-- START OF Material for this exercise --
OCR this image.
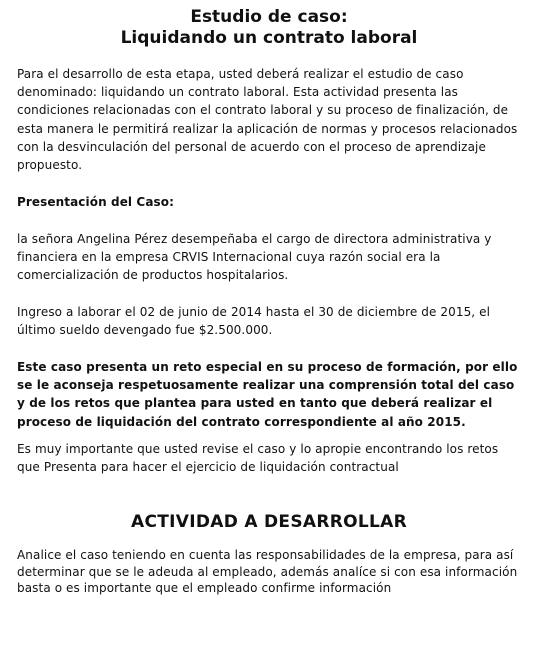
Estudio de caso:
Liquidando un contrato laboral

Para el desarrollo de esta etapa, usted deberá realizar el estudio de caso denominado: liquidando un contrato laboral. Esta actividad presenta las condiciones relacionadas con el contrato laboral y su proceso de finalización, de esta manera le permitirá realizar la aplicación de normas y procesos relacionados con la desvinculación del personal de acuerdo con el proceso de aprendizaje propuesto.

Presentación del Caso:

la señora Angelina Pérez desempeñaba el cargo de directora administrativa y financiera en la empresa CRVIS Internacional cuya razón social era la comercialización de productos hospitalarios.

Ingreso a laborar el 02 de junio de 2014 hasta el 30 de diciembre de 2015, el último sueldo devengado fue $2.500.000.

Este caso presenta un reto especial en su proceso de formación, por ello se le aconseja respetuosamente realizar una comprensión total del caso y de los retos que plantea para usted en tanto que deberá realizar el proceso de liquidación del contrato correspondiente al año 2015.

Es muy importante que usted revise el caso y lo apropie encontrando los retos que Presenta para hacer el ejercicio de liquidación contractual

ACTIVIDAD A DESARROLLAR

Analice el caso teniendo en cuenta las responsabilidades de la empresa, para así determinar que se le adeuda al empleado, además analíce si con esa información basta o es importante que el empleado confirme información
-- END OF Material for this exercise --
Set task: Drop the pictures and reproduce the rest of the entries above exactly.

Solution to the problem:
OCR this image.
Estudio de caso:
Liquidando un contrato laboral

Para el desarrollo de esta etapa, usted deberá realizar el estudio de caso denominado: liquidando un contrato laboral. Esta actividad presenta las condiciones relacionadas con el contrato laboral y su proceso de finalización, de esta manera le permitirá realizar la aplicación de normas y procesos relacionados con la desvinculación del personal de acuerdo con el proceso de aprendizaje propuesto.

Presentación del Caso:

la señora Angelina Pérez desempeñaba el cargo de directora administrativa y financiera en la empresa CRVIS Internacional cuya razón social era la comercialización de productos hospitalarios.

Ingreso a laborar el 02 de junio de 2014 hasta el 30 de diciembre de 2015, el último sueldo devengado fue $2.500.000.

Este caso presenta un reto especial en su proceso de formación, por ello se le aconseja respetuosamente realizar una comprensión total del caso y de los retos que plantea para usted en tanto que deberá realizar el proceso de liquidación del contrato correspondiente al año 2015.

Es muy importante que usted revise el caso y lo apropie encontrando los retos que Presenta para hacer el ejercicio de liquidación contractual

ACTIVIDAD A DESARROLLAR

Analice el caso teniendo en cuenta las responsabilidades de la empresa, para así determinar que se le adeuda al empleado, además analíce si con esa información basta o es importante que el empleado confirme información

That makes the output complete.